- [TASKS TO CARRY OUT]:
a – Retype the part of the article on the C. E. K. Mees Medal that opens with the words containing "She was the" and closes with "idea that ‘optics transcends all boundaries’.".
b – Decide whether each statement below agrees with the article on the C. E. K. Mees Medal. Answer yes or no for each and quote the words of the article that decide it.
(i) Professor Rubinsztein-Dunlop is the first woman to receive the C. E. K. Mees Medal.
(ii) The C. E. K. Mees Medal is awarded by The University of Queensland.
(iii) Professor Rubinsztein-Dunlop's work in optical micromanipulation began in the 2000s.

- [EXERCISE PASSAGE]:
* * * * * * * * *

The discovery and development of an ‘optical wrench’ has won Professor Halina Rubinsztein-Dunlop AO the 2021 C. E. K. Mees Medal.
A Chief Investigator at the Australian Research Council Centre of Excellence for Engineered Quantum Systems (EQUS) and professor of physics at The University of Queensland, Professor Rubinsztein-Dunlop is a pioneer of the field of optical micromanipulation—that is, using light to manipulate and move tiny objects.
The C. E. K. Mees Medal, awarded by the Optical Society of America, recognises an original use of optics across multiple fields and achievements that exemplify the thought that ‘optics transcends all boundaries’.
Professor Rubinsztein-Dunlop’s win recognises her pioneering innovations in the transfer of optical angular momentum to particles, using sculpted light for laser manipulation on atomic-, nano- and microscales to generate fundamental insight and provide powerful probes to biomedicine.
Professor Cather Simpson at the University of Auckland said she was honoured to nominate Professor Rubinsztein-Dunlop for the award.
“Halina’s interdisciplinary optics research is world-class, with far-reaching impact on our understanding of everything from the basic physics of atom trapping to how external stimuli are converted to neural signals in the brain,” she said.
“At the same time, she is a stellar mentor, colleague and collaborator, who demonstrates excellent leadership in and out of the lab.
“I cannot imagine a more fitting winner of the C. E. K. Mees Medal—Halina represents the best of academic science.”
EQUS Director Professor Andrew White—one of Professor Rubinsztein-Dunlop’s nominators for the medal—said that Halina’s great contribution was to realise that whirlpools of light—optical vortices—could be used both to trap objects and to change their rotation.
“Her research quickly moved the field from first observation, through detailed studies of the physics, to application,” he said.
“Her introduction of the ‘optical wrench’ solved a long-standing problem in biology, allowing studies of biological fluids without touching them mechanically.”
Professor Rubinsztein-Dunlop is the first woman to receive the C. E. K. Mees Medal in its 60-year history.
Her work in the field of optical micromanipulation began in the 1990s and initiated a quiet revolution that enabled numerous developments in the field and paved the way for efficient, entirely optically driven micromachines.
She was the first to demonstrate the transfer of angular momentum from light to microscopic objects within the light field, causing the objects to rotate.
She pioneered a method for producing micrometre-sized birefringent spheres—which bend light in two different ways—and was the first to demonstrate an optical system that could accurately measure the torque exerted by a trapping beam on a rotating birefringent sphere.
These discoveries have facilitated the study of a wide range of phenomena, including cell adhesion, rheology of microfluids, DNA twisting, microscopic forces and the development of synaptic connections—exemplifying the idea that ‘optics transcends all boundaries’.
Professor Rubinsztein-Dunlop also has a distinguished record of achievement in laser cooling and trapping of atoms, and her group have demonstrated experimental milestones in quantum chaos and dynamical tunnelling of ultracold atoms.
Recently, they successfully observed Onsager vortex clusters, a fundamental coherent structure in two-dimensional turbulence—an observation that had evaded experimental attempts since the prediction of these structures more than 70 years ago.

* * * * * * * * *

- [SUPPLIED DATA]:
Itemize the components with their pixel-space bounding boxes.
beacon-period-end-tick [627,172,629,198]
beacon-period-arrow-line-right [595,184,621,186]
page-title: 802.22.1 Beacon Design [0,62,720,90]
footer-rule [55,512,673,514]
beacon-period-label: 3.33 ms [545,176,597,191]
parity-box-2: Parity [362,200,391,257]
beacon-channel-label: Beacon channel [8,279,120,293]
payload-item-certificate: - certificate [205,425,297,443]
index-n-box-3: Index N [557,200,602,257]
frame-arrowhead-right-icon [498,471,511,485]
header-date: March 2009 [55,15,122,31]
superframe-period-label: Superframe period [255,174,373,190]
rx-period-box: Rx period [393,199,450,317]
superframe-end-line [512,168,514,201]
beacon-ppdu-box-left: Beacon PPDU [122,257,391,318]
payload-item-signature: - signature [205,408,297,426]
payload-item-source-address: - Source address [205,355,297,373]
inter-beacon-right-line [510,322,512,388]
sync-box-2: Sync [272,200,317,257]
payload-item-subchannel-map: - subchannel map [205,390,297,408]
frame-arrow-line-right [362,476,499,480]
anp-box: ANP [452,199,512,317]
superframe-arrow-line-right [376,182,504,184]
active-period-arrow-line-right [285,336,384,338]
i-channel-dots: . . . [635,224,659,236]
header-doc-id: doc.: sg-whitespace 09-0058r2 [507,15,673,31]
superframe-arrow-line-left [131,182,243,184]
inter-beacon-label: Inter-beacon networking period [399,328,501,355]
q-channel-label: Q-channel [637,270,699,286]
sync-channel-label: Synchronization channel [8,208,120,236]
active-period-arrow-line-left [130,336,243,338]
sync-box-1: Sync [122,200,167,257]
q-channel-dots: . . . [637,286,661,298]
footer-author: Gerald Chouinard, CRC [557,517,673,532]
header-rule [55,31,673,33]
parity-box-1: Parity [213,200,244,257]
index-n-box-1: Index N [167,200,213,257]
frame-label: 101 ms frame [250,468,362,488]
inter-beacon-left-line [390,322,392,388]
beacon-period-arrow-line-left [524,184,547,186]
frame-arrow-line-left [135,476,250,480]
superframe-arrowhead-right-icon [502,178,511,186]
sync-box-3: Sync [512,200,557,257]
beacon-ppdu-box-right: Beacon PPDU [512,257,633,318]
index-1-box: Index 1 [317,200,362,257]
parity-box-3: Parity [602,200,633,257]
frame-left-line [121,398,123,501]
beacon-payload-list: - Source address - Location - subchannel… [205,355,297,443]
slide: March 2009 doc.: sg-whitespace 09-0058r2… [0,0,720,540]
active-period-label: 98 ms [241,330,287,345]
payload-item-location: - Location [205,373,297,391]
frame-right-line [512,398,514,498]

* * * * * * * * *

- [PROBLEM SOLUTIONS]:
a –
She was the first to demonstrate the transfer of angular momentum from light to microscopic objects within the light field, causing the objects to rotate.
She pioneered a method for producing micrometre-sized birefringent spheres—which bend light in two different ways—and was the first to demonstrate an optical system that could accurately measure the torque exerted by a trapping beam on a rotating birefringent sphere.
These discoveries have facilitated the study of a wide range of phenomena, including cell adhesion, rheology of microfluids, DNA twisting, microscopic forces and the development of synaptic connections—exemplifying the idea that ‘optics transcends all boundaries’.

b –
(i) Yes: "Professor Rubinsztein-Dunlop is the first woman to receive the C. E. K. Mees Medal in its 60-year history."
(ii) No: "awarded by the Optical Society of America"
(iii) No: "Her work in the field of optical micromanipulation began in the 1990s"